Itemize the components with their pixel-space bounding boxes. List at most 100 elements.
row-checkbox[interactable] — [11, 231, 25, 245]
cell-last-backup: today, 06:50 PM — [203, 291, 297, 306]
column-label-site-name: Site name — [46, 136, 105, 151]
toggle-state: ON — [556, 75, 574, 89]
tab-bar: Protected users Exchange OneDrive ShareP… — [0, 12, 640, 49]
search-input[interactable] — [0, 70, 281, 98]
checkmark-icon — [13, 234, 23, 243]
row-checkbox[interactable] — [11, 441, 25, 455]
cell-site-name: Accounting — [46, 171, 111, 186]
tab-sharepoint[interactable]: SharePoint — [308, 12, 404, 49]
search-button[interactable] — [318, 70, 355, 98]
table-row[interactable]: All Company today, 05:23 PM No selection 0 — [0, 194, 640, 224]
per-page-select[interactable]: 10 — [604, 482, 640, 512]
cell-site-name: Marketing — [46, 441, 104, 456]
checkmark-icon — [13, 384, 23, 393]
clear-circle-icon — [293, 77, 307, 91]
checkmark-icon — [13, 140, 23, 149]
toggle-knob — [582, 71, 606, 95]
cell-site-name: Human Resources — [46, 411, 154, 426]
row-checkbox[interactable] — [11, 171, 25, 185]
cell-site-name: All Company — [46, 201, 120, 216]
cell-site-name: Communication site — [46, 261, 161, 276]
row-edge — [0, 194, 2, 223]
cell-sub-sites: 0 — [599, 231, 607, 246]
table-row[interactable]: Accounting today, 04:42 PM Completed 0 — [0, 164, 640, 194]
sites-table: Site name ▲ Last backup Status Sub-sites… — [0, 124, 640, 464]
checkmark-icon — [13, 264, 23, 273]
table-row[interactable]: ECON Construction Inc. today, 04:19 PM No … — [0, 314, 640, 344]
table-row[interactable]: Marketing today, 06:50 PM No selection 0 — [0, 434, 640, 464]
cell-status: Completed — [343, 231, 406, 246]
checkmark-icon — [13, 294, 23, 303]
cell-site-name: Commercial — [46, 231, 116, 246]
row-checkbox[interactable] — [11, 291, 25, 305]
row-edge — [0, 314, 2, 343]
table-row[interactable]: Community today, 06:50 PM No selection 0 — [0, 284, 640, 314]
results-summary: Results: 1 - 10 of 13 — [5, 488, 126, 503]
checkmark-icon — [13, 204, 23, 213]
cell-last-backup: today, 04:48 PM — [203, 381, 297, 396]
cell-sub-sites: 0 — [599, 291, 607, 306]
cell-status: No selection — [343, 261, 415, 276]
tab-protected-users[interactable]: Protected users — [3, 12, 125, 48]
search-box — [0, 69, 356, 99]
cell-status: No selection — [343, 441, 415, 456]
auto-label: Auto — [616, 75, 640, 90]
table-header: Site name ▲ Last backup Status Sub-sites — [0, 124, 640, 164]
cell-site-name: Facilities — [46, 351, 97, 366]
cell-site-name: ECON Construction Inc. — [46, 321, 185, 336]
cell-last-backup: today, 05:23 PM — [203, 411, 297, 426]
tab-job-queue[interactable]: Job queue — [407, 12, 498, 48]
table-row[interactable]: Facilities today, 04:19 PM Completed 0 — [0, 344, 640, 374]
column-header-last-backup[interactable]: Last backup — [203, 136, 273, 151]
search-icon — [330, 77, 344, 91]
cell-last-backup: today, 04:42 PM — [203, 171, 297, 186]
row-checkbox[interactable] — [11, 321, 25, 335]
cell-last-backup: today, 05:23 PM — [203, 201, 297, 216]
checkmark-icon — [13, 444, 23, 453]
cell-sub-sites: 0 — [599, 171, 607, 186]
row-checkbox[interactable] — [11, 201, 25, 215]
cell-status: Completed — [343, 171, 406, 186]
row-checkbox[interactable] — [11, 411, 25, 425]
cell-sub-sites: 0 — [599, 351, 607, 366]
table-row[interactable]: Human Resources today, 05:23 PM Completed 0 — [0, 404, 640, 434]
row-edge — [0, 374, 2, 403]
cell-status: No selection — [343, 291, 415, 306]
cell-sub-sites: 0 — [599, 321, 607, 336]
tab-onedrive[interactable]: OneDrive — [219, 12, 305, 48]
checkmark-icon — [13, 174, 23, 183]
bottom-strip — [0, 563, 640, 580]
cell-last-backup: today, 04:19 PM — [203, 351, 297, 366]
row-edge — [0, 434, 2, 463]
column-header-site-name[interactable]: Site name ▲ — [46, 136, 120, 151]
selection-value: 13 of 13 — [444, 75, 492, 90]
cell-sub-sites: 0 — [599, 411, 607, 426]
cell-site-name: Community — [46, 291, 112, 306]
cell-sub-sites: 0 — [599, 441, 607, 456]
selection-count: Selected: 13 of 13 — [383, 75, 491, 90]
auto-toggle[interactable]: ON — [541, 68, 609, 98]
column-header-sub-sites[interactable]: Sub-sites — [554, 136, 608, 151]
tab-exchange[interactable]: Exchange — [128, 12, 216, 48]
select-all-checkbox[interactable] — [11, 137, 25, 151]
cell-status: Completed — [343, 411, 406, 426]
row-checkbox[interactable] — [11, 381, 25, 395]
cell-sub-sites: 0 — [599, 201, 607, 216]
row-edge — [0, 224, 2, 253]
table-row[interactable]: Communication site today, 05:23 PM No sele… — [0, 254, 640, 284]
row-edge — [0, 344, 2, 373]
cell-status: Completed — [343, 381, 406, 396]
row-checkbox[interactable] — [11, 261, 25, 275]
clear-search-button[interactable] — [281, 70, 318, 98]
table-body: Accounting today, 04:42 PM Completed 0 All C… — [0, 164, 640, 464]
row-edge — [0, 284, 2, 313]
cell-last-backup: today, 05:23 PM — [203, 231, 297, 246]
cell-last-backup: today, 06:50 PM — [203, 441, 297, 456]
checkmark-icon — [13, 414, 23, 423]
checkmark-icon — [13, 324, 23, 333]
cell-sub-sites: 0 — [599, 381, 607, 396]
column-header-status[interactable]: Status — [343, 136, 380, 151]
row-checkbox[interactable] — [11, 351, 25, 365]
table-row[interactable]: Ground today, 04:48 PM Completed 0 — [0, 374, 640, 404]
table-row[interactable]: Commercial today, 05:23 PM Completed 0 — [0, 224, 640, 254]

◇ ◇ ◇ ◇ ◇ ◇ ◇

_Exercise brief_:
Copy out each line above that contains the word "clear". Case counts.

_Task result_:
clear-circle-icon — [293, 77, 307, 91]
clear-search-button[interactable] — [281, 70, 318, 98]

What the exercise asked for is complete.